**DIRECTIVE:**
Reproduce all entries verbatim, with nothing added or dropped.

A block of data:
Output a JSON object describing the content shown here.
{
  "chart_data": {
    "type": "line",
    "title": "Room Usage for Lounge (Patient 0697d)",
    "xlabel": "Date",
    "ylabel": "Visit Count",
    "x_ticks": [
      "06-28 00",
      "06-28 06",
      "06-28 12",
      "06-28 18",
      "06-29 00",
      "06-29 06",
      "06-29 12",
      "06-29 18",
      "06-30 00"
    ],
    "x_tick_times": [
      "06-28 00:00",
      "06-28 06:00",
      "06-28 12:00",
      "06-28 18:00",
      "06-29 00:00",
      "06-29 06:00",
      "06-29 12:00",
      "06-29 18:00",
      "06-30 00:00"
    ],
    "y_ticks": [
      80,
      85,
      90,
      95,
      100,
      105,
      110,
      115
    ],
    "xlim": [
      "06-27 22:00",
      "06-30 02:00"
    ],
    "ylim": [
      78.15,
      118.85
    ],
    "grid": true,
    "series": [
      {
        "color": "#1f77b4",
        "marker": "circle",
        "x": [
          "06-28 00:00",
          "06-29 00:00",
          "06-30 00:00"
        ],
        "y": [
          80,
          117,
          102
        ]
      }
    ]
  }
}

**THE COMPLETED TASK:**
Output a JSON object describing the content shown here.
{
  "chart_data": {
    "type": "line",
    "title": "Room Usage for Lounge (Patient 0697d)",
    "xlabel": "Date",
    "ylabel": "Visit Count",
    "x_ticks": [
      "06-28 00",
      "06-28 06",
      "06-28 12",
      "06-28 18",
      "06-29 00",
      "06-29 06",
      "06-29 12",
      "06-29 18",
      "06-30 00"
    ],
    "x_tick_times": [
      "06-28 00:00",
      "06-28 06:00",
      "06-28 12:00",
      "06-28 18:00",
      "06-29 00:00",
      "06-29 06:00",
      "06-29 12:00",
      "06-29 18:00",
      "06-30 00:00"
    ],
    "y_ticks": [
      80,
      85,
      90,
      95,
      100,
      105,
      110,
      115
    ],
    "xlim": [
      "06-27 22:00",
      "06-30 02:00"
    ],
    "ylim": [
      78.15,
      118.85
    ],
    "grid": true,
    "series": [
      {
        "color": "#1f77b4",
        "marker": "circle",
        "x": [
          "06-28 00:00",
          "06-29 00:00",
          "06-30 00:00"
        ],
        "y": [
          80,
          117,
          102
        ]
      }
    ]
  }
}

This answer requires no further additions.